* _What this task involves_:
Look through the material below. Copy every line with the string "pressing" in it.

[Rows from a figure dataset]
— BEGIN —
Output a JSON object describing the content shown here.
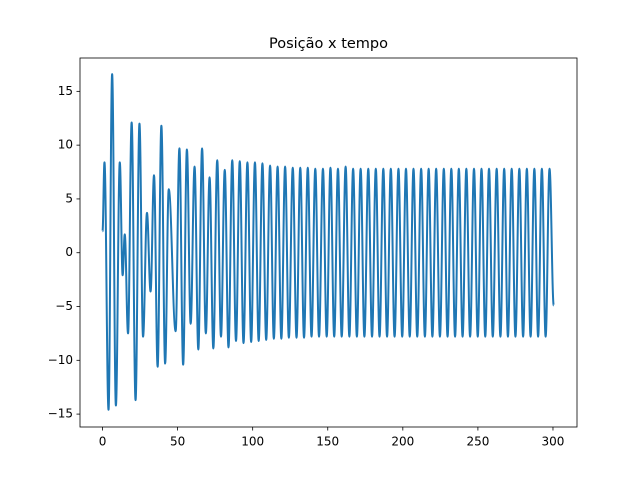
{
  "chart_data": {
    "type": "line",
    "title": "Posição x tempo",
    "x": [
      0,
      1.3,
      4,
      6.4,
      8.9,
      11.5,
      13.4,
      14.8,
      17,
      19.4,
      22,
      24.6,
      27,
      29.6,
      32,
      34.3,
      36.7,
      39.2,
      41.7,
      44.1,
      48.7,
      51.2,
      53.7,
      56.2,
      58.7,
      61.3,
      63.8,
      66.3,
      68.8,
      71.3,
      73.8,
      76.4,
      78.9,
      81.4,
      83.9,
      86.4,
      88.9,
      91.4,
      93.9,
      96.5,
      99.0,
      101.5,
      104.0,
      106.5,
      109.0,
      111.6,
      114.1,
      116.6,
      119.1,
      121.6,
      124.1,
      126.7,
      129.2,
      131.7,
      134.2,
      136.7,
      139.2,
      141.7,
      144.2,
      146.8,
      149.3,
      151.8,
      154.3,
      156.8,
      159.3,
      161.9,
      164.4,
      166.9,
      169.4,
      171.9,
      174.4,
      177.0,
      179.5,
      182.0,
      184.5,
      187.0,
      189.5,
      192.0,
      194.5,
      197.1,
      199.6,
      202.1,
      204.6,
      207.1,
      209.6,
      212.2,
      214.7,
      217.2,
      219.7,
      222.2,
      224.7,
      227.3,
      229.8,
      232.3,
      234.8,
      237.3,
      239.8,
      242.3,
      244.8,
      247.4,
      249.9,
      252.4,
      254.9,
      257.4,
      259.9,
      262.5,
      265.0,
      267.5,
      270.0,
      272.5,
      275.0,
      277.6,
      280.1,
      282.6,
      285.1,
      287.6,
      290.1,
      292.6,
      295.1,
      297.7,
      300.5
    ],
    "values": [
      2,
      8.4,
      -14.6,
      16.6,
      -14.2,
      8.4,
      -2.1,
      1.7,
      -7.5,
      12.1,
      -13.7,
      12.0,
      -7.8,
      3.7,
      -3.6,
      7.2,
      -10.6,
      11.8,
      -10.3,
      5.9,
      -7.3,
      9.7,
      -10.4,
      9.6,
      -6.6,
      8.0,
      -9.0,
      9.7,
      -7.5,
      7.0,
      -8.9,
      8.6,
      -7.8,
      7.7,
      -8.8,
      8.6,
      -8.2,
      8.5,
      -8.4,
      8.4,
      -8.3,
      8.4,
      -8.2,
      8.3,
      -8.1,
      8.1,
      -8.0,
      8.0,
      -8.0,
      8.0,
      -7.9,
      7.9,
      -7.9,
      7.9,
      -7.9,
      7.9,
      -7.8,
      7.8,
      -7.8,
      7.8,
      -7.8,
      7.9,
      -7.8,
      7.8,
      -7.8,
      8.0,
      -7.8,
      7.8,
      -7.8,
      7.8,
      -7.8,
      7.8,
      -7.8,
      7.8,
      -7.8,
      7.8,
      -7.8,
      7.8,
      -7.8,
      7.8,
      -7.8,
      7.8,
      -7.8,
      7.8,
      -7.8,
      7.8,
      -7.8,
      7.8,
      -7.8,
      7.8,
      -7.8,
      7.8,
      -7.8,
      7.8,
      -7.8,
      7.8,
      -7.8,
      7.8,
      -7.8,
      7.8,
      -7.8,
      7.8,
      -7.8,
      7.8,
      -7.8,
      7.8,
      -7.8,
      7.8,
      -7.8,
      7.8,
      -7.8,
      7.8,
      -7.8,
      7.8,
      -7.8,
      7.8,
      -7.8,
      7.8,
      -7.8,
      7.8,
      -4.9
    ],
    "color": "#1f77b4",
    "xlim": [
      -15,
      316
    ],
    "xticks": [
      0,
      50,
      100,
      150,
      200,
      250,
      300
    ],
    "ylim": [
      -16.2,
      18.1
    ],
    "yticks": [
      {
        "value": -15,
        "label": "−15"
      },
      {
        "value": -10,
        "label": "−10"
      },
      {
        "value": -5,
        "label": "−5"
      },
      0,
      5,
      10,
      15
    ],
    "grid": false
  }
}
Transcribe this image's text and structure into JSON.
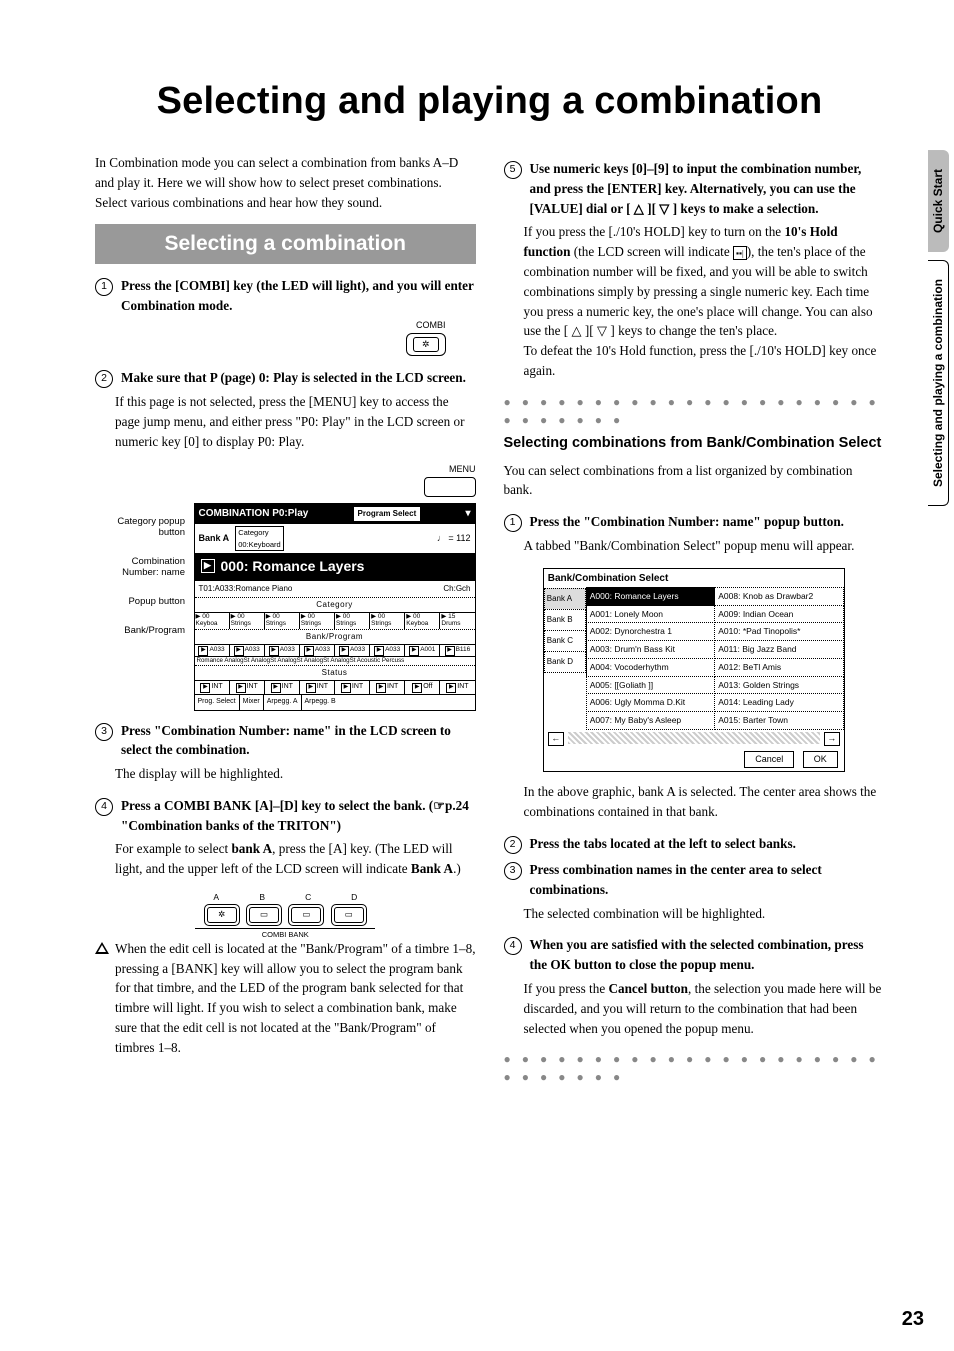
{
  "title": "Selecting and playing a combination",
  "pageNumber": "23",
  "sideTabs": {
    "upper": "Quick Start",
    "lower": "Selecting and playing a combination"
  },
  "left": {
    "intro": "In Combination mode you can select a combination from banks A–D and play it. Here we will show how to select preset combinations. Select various combinations and hear how they sound.",
    "sectionBar": "Selecting a combination",
    "step1": "Press the [COMBI] key (the LED will light), and you will enter Combination mode.",
    "combiLabel": "COMBI",
    "step2": "Make sure that P (page) 0: Play is selected in the LCD screen.",
    "step2_body": "If this page is not selected, press the [MENU] key to access the page jump menu, and either press \"P0: Play\" in the LCD screen or numeric key [0] to display P0: Play.",
    "menuLabel": "MENU",
    "lcdLabels": {
      "l1": "Category popup button",
      "l2": "Combination Number: name",
      "l3": "Popup button",
      "l4": "Bank/Program"
    },
    "lcd": {
      "head_left": "COMBINATION P0:Play",
      "head_right": "Program Select",
      "bankA": "Bank A",
      "catLabel": "Category",
      "catValue": "00:Keyboard",
      "tempo": "♩ = 112",
      "bigName": "000: Romance Layers",
      "sub_l": "T01:A033:Romance Piano",
      "sub_r": "Ch:Gch",
      "sec_cat": "Category",
      "cats": [
        "00 Keyboa",
        "00 Strings",
        "00 Strings",
        "00 Strings",
        "00 Strings",
        "00 Strings",
        "00 Keyboa",
        "15 Drums"
      ],
      "sec_bp": "Bank/Program",
      "bp_nums": [
        "A033",
        "A033",
        "A033",
        "A033",
        "A033",
        "A033",
        "A001",
        "B116"
      ],
      "bp_names": "Romance AnalogSt AnalogSt AnalogSt AnalogSt AnalogSt Acoustic Percuss",
      "sec_status": "Status",
      "status": [
        "INT",
        "INT",
        "INT",
        "INT",
        "INT",
        "INT",
        "Off",
        "INT"
      ],
      "bot": [
        "Prog. Select",
        "Mixer",
        "Arpegg. A",
        "Arpegg. B"
      ]
    },
    "step3": "Press \"Combination Number: name\" in the LCD screen to select the combination.",
    "step3_body": "The display will be highlighted.",
    "step4": "Press a COMBI BANK [A]–[D] key to select the bank. (☞p.24 \"Combination banks of the TRITON\")",
    "step4_body_a": "For example to select ",
    "step4_body_bankA": "bank A",
    "step4_body_b": ", press the [A] key. (The LED will light, and the upper left of the LCD screen will indicate ",
    "step4_body_bankA2": "Bank A",
    "step4_body_c": ".)",
    "bankKeys": {
      "A": "A",
      "B": "B",
      "C": "C",
      "D": "D",
      "caption": "COMBI BANK"
    },
    "note": "When the edit cell is located at the \"Bank/Program\" of a timbre 1–8, pressing a [BANK] key will allow you to select the program bank for that timbre, and the LED of the program bank selected for that timbre will light. If you wish to select a combination bank, make sure that the edit cell is not located at the \"Bank/Program\" of timbres 1–8."
  },
  "right": {
    "step5": "Use numeric keys [0]–[9] to input the combination number, and press the [ENTER] key. Alternatively, you can use the [VALUE] dial or [ △ ][ ▽ ] keys to make a selection.",
    "p1a": "If you press the [./10's HOLD] key to turn on the ",
    "p1_hold": "10's Hold function",
    "p1b": " (the LCD screen will indicate ",
    "p1_icon": "▪▪|",
    "p1c": "), the ten's place of the combination number will be fixed, and you will be able to switch combinations simply by pressing a single numeric key. Each time you press a numeric key, the one's place will change. You can also use the [ △ ][ ▽ ] keys to change the ten's place.",
    "p1d": "To defeat the 10's Hold function, press the [./10's HOLD] key once again.",
    "dots": "● ● ● ● ● ● ● ● ● ● ● ● ● ● ● ● ● ● ● ● ● ● ● ● ● ● ● ●",
    "subH": "Selecting combinations from Bank/Combination Select",
    "subP": "You can select combinations from a list organized by combination bank.",
    "step1": "Press the \"Combination Number: name\" popup button.",
    "step1_body": "A tabbed \"Bank/Combination Select\" popup menu will appear.",
    "popup": {
      "title": "Bank/Combination Select",
      "tabs": [
        "Bank A",
        "Bank B",
        "Bank C",
        "Bank D"
      ],
      "rows": [
        [
          "A000: Romance Layers",
          "A008: Knob as Drawbar2"
        ],
        [
          "A001: Lonely Moon",
          "A009: Indian Ocean"
        ],
        [
          "A002: Dynorchestra 1",
          "A010: *Pad Tinopolis*"
        ],
        [
          "A003: Drum'n Bass Kit",
          "A011: Big Jazz Band"
        ],
        [
          "A004: Vocoderhythm",
          "A012: BeTl Amis"
        ],
        [
          "A005: [[Goliath ]]",
          "A013: Golden Strings"
        ],
        [
          "A006: Ugly Momma D.Kit",
          "A014: Leading Lady"
        ],
        [
          "A007: My Baby's Asleep",
          "A015: Barter Town"
        ]
      ],
      "cancel": "Cancel",
      "ok": "OK"
    },
    "p2": "In the above graphic, bank A is selected. The center area shows the combinations contained in that bank.",
    "step2": "Press the tabs located at the left to select banks.",
    "step3": "Press combination names in the center area to select combinations.",
    "step3_body": "The selected combination will be highlighted.",
    "step4": "When you are satisfied with the selected combination, press the OK button to close the popup menu.",
    "step4_body_a": "If you press the ",
    "step4_body_cancel": "Cancel button",
    "step4_body_b": ", the selection you made here will be discarded, and you will return to the combination that had been selected when you opened the popup menu."
  }
}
— END —
* _Response_:
    "note": "When the edit cell is located at the \"Bank/Program\" of a timbre 1–8, pressing a [BANK] key will allow you to select the program bank for that timbre, and the LED of the program bank selected for that timbre will light. If you wish to select a combination bank, make sure that the edit cell is not located at the \"Bank/Program\" of timbres 1–8."
    "p1c": "), the ten's place of the combination number will be fixed, and you will be able to switch combinations simply by pressing a single numeric key. Each time you press a numeric key, the one's place will change. You can also use the [ △ ][ ▽ ] keys to change the ten's place.",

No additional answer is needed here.